## YOUR OBJECTIVE
Search the listing for the string "change" and copy every line that contains it.

## DATA TO USE
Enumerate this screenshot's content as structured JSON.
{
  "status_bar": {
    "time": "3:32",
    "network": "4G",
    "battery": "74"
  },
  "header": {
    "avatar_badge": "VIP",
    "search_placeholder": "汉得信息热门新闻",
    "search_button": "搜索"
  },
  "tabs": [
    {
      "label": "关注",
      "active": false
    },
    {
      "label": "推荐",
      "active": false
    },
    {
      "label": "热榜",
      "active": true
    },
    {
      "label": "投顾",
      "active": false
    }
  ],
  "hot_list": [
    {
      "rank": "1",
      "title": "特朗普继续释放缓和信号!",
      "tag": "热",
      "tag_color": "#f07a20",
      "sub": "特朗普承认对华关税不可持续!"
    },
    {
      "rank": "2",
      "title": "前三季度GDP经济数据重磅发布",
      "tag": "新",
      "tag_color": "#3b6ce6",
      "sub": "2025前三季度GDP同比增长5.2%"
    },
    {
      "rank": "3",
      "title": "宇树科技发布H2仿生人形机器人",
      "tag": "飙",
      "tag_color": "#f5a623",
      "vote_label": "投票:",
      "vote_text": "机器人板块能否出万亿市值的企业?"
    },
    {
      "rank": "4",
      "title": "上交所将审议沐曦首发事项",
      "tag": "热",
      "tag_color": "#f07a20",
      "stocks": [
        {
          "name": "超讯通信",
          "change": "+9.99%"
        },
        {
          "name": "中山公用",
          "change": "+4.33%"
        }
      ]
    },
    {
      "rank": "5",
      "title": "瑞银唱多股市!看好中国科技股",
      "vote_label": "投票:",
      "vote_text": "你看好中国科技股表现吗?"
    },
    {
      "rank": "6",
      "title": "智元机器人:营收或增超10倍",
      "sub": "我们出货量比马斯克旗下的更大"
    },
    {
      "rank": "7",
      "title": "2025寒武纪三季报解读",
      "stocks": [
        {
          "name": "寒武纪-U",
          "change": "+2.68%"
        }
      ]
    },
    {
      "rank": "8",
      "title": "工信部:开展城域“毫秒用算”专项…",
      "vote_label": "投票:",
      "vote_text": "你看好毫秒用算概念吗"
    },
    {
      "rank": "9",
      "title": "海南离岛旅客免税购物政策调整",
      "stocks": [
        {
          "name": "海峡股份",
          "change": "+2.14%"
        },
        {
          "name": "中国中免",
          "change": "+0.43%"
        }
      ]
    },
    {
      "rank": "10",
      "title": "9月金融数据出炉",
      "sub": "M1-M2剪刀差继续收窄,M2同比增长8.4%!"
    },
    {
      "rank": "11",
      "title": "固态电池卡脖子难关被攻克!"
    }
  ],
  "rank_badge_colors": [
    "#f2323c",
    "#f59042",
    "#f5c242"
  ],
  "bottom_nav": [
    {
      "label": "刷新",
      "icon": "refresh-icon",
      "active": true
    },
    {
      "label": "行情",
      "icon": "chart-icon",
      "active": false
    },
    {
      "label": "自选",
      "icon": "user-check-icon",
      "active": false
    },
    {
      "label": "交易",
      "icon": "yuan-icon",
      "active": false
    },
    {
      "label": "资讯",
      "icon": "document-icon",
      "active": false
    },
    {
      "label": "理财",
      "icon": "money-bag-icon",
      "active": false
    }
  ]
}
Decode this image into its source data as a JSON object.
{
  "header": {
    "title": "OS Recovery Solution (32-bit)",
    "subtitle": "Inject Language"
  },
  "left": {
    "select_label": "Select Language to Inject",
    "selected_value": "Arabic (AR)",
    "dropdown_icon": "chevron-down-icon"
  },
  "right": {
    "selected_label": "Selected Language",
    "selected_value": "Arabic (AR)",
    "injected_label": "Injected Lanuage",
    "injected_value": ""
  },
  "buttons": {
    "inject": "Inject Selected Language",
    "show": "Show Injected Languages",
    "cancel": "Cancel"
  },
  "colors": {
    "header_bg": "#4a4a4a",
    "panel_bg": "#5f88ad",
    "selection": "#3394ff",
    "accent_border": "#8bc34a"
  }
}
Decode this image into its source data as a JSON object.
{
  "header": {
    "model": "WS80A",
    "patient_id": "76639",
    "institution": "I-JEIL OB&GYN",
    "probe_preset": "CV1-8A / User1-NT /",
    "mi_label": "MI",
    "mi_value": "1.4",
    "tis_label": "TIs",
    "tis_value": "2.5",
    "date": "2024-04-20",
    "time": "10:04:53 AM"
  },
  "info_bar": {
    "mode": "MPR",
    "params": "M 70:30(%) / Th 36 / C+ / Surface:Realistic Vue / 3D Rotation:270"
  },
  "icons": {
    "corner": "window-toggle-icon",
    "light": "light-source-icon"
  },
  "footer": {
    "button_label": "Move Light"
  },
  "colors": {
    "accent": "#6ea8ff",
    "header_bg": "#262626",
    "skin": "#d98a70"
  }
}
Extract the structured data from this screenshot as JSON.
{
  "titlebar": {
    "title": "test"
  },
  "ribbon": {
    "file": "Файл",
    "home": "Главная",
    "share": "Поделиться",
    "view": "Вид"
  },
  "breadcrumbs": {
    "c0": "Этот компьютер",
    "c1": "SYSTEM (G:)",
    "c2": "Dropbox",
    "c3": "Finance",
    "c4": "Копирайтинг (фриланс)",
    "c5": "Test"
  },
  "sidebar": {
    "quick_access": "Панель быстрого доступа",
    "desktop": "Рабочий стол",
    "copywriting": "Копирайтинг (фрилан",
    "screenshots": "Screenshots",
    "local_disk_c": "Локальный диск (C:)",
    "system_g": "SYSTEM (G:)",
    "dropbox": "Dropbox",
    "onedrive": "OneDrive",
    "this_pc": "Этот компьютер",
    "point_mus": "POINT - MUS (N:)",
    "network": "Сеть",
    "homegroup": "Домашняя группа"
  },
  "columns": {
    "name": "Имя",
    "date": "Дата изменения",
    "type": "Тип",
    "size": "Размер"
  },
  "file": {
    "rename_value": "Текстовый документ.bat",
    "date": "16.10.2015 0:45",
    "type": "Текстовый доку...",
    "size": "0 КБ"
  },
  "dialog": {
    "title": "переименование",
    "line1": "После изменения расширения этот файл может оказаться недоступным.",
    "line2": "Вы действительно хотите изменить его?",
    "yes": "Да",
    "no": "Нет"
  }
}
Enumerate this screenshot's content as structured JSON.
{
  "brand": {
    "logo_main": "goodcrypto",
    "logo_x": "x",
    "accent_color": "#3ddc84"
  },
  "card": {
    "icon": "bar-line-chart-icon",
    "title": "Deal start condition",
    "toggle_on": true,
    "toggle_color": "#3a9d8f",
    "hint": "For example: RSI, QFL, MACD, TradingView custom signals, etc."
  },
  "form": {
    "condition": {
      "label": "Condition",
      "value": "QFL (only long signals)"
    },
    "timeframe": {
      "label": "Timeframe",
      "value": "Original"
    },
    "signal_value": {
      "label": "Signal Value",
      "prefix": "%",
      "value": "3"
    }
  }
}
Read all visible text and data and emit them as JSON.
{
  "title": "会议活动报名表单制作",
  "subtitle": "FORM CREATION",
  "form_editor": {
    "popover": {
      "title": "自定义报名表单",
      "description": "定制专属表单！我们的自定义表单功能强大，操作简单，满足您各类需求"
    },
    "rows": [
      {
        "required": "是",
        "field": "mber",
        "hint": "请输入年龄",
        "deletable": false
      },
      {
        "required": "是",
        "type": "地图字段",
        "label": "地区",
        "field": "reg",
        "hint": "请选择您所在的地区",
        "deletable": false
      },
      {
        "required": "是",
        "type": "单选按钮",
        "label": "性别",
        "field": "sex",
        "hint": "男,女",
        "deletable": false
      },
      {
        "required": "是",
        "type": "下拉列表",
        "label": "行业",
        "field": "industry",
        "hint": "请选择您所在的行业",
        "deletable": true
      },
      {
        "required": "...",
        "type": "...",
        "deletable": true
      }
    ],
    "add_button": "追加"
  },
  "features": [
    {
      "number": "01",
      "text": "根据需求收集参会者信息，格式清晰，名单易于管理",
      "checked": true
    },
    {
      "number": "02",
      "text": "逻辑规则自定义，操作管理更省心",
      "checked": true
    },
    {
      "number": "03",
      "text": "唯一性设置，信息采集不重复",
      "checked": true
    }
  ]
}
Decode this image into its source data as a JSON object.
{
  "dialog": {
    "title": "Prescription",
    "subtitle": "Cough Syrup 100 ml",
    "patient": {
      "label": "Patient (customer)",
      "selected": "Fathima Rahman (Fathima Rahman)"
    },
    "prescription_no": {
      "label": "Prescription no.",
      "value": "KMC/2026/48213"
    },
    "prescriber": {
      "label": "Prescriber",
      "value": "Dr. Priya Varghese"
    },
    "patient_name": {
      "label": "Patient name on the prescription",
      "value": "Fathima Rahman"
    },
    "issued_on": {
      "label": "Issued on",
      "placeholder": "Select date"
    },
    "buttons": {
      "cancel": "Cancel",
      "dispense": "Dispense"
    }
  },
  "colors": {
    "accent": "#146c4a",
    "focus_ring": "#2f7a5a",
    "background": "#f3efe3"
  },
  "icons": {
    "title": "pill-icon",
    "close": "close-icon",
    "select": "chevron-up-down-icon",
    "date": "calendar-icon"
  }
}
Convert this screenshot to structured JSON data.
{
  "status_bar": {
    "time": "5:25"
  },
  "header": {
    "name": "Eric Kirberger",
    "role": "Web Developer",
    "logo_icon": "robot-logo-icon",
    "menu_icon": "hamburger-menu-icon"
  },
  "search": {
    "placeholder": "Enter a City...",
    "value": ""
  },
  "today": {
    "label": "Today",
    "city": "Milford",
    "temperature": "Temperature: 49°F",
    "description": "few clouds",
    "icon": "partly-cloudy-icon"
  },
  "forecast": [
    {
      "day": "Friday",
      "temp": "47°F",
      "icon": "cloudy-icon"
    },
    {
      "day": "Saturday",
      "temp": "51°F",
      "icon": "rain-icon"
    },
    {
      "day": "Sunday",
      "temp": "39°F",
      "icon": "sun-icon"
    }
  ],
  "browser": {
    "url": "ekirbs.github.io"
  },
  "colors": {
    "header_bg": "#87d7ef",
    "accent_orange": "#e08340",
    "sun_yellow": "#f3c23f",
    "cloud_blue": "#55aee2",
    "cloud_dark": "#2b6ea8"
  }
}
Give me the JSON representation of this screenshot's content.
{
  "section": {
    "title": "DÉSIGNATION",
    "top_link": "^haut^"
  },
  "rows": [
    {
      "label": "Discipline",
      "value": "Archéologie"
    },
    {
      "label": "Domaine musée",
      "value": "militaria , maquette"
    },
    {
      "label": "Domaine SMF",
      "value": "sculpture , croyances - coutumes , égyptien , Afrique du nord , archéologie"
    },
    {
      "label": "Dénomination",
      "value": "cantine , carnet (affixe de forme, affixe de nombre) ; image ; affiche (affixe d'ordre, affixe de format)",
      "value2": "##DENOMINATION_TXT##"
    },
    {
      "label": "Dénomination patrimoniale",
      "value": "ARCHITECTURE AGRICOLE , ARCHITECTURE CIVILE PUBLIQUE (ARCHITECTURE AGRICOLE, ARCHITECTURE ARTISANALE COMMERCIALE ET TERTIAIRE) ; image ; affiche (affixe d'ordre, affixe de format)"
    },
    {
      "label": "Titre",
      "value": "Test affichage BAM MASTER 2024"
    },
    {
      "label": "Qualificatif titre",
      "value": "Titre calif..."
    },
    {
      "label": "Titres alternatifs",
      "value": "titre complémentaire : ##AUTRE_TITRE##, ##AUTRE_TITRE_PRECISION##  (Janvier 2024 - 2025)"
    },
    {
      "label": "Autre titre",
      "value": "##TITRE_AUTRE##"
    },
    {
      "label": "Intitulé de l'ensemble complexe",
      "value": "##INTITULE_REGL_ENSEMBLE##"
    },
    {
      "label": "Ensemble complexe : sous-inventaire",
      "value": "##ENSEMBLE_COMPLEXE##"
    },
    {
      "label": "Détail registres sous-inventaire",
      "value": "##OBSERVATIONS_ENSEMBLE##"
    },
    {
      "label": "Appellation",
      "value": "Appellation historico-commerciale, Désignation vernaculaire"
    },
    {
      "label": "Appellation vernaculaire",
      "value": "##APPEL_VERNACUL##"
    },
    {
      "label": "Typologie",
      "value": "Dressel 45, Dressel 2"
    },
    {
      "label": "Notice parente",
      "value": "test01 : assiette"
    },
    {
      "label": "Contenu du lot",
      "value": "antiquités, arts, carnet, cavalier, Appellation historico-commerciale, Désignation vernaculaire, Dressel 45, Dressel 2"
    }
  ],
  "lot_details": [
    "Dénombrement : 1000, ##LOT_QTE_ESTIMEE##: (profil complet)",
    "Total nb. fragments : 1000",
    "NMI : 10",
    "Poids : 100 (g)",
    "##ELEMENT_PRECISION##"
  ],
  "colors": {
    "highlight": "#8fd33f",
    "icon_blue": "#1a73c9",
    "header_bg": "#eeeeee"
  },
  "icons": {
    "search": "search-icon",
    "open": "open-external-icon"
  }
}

## RESPONSE FOR THIS EXERCISE
          "change": "+9.99%"
          "change": "+4.33%"
          "change": "+2.68%"
          "change": "+2.14%"
          "change": "+0.43%"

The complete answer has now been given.